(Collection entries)

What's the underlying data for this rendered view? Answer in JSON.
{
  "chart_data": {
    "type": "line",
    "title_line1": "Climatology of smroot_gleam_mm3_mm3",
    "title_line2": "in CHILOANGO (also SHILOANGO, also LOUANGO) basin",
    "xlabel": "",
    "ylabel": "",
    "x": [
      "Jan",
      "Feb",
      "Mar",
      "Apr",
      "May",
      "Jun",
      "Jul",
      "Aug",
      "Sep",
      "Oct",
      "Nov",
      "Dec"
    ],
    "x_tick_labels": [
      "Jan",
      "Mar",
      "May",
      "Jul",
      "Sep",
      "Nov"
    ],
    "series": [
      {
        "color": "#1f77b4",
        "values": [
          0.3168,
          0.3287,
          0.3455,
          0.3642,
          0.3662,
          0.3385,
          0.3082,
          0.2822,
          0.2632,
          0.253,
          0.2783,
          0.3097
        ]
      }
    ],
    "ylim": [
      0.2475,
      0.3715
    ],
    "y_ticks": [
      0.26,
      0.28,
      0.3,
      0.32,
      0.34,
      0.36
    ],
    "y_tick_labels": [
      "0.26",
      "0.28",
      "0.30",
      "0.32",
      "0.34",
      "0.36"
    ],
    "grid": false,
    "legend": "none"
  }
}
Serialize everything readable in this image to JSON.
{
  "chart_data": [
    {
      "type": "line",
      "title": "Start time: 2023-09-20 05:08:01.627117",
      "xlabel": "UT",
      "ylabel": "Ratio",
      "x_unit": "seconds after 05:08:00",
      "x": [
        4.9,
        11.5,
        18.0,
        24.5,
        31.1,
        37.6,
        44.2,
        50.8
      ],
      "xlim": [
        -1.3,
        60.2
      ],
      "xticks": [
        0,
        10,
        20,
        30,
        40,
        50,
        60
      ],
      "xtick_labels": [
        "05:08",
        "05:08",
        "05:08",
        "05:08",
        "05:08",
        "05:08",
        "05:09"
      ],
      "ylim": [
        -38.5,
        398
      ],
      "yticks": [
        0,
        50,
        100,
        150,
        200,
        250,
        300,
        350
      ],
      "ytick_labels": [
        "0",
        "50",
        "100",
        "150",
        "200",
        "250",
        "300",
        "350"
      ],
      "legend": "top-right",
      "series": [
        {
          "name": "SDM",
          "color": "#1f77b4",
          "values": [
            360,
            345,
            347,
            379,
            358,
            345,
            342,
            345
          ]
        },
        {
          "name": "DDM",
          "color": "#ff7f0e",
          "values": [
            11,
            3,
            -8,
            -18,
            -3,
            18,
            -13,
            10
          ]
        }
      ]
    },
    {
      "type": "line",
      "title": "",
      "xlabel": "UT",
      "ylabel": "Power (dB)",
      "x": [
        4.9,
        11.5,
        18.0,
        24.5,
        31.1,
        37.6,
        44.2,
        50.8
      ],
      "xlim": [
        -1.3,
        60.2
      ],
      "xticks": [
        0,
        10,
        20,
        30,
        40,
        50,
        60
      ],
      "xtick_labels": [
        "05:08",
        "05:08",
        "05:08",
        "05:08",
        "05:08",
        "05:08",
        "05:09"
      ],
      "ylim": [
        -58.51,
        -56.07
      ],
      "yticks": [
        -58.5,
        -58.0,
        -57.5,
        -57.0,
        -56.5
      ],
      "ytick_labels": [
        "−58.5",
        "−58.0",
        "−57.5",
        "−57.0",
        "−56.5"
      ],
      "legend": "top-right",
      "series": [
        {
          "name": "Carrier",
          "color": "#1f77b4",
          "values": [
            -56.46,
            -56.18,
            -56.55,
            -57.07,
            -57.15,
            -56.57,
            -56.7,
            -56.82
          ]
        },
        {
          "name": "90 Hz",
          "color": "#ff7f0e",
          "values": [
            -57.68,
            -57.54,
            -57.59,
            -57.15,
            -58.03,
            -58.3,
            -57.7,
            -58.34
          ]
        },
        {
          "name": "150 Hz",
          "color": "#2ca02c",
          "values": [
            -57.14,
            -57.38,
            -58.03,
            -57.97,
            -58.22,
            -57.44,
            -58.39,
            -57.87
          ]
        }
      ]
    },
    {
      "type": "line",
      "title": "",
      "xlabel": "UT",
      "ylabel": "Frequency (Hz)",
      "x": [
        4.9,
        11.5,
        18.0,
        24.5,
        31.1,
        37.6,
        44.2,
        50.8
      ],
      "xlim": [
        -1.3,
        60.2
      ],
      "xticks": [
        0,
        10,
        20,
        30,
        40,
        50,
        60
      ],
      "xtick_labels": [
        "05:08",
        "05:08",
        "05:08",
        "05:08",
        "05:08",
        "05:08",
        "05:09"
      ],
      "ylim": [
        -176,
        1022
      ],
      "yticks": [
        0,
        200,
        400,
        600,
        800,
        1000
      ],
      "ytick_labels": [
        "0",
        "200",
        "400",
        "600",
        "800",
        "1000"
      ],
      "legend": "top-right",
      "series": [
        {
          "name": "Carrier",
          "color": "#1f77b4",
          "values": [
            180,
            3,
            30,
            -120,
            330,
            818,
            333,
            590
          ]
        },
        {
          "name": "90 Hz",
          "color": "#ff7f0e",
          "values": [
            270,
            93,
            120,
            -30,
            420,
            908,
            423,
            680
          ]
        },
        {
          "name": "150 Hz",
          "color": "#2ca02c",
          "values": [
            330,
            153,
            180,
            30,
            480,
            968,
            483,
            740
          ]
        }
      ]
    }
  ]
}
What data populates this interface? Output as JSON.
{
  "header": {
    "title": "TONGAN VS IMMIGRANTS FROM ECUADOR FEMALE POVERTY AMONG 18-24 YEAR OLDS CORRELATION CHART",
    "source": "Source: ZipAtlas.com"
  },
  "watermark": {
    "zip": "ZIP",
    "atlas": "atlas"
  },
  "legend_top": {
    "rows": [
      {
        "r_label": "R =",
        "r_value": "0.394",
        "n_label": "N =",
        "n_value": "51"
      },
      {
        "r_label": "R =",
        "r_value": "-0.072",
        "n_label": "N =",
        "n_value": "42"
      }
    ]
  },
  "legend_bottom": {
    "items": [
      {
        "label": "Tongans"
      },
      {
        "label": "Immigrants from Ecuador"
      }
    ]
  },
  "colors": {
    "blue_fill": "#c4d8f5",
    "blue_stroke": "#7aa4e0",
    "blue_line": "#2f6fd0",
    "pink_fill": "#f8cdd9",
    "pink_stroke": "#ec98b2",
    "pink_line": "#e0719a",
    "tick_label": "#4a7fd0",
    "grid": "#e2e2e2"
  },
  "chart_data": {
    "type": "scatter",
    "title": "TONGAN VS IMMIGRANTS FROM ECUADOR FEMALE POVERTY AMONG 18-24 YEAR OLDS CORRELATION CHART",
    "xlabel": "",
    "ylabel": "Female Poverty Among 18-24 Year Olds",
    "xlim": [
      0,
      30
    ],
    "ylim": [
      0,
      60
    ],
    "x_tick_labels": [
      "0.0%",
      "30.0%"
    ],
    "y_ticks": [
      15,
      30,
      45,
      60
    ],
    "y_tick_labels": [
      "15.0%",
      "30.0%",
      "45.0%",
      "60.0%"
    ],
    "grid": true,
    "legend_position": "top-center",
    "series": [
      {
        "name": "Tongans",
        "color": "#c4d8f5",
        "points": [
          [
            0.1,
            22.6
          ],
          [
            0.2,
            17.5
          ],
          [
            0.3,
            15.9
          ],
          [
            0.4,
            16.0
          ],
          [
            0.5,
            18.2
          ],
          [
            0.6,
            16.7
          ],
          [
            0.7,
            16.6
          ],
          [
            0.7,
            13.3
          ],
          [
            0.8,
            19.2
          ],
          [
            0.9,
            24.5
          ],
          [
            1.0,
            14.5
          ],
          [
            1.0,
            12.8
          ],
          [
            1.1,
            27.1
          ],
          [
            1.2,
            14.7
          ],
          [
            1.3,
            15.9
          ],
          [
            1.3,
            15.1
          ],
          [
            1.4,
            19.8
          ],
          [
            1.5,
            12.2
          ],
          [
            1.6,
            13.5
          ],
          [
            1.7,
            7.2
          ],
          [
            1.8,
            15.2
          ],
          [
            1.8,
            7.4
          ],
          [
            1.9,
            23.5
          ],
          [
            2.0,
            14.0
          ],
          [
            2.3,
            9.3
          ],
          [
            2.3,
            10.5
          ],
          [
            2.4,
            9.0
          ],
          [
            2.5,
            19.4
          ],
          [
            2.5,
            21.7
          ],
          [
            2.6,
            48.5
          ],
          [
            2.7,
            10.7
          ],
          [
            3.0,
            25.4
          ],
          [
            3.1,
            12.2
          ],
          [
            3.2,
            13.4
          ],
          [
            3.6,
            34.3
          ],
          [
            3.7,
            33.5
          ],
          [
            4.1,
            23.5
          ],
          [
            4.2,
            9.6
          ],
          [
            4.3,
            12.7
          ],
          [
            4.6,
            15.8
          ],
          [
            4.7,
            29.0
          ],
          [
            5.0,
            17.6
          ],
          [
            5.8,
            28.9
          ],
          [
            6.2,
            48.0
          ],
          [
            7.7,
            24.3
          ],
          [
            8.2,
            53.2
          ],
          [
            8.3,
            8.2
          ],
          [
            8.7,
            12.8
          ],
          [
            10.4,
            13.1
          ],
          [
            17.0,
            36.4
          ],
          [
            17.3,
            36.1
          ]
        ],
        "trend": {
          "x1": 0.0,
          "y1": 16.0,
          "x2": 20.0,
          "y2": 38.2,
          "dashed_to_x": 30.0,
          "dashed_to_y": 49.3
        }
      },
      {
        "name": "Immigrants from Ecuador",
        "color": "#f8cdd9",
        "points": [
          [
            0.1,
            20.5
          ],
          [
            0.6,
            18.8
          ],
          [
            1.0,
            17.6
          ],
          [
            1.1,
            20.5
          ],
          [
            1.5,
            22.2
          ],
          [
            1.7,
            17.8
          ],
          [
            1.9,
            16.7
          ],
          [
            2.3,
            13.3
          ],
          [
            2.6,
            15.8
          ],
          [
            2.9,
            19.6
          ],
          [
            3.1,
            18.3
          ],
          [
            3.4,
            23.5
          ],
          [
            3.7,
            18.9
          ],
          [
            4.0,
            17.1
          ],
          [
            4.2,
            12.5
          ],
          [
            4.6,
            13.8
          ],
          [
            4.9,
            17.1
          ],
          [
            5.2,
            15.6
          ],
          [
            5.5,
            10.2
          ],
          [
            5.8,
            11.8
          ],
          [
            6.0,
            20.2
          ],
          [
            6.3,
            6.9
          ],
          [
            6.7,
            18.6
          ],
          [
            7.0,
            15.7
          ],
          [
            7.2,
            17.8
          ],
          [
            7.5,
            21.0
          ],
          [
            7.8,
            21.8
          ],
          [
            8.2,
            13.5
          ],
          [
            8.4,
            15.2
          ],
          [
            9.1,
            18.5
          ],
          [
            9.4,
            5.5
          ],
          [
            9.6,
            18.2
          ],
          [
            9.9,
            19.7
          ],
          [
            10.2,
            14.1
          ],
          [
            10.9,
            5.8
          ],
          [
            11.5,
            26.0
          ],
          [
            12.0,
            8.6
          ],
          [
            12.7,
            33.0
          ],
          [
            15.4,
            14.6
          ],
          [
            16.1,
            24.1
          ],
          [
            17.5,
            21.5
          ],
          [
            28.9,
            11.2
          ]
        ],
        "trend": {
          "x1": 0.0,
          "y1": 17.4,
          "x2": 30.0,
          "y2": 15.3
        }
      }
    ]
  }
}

• [Requirements]:
Look through the records and gather each line with the word "What".

• [Written answer]:
What's the underlying data for this rendered view? Answer in JSON.
What data populates this interface? Output as JSON.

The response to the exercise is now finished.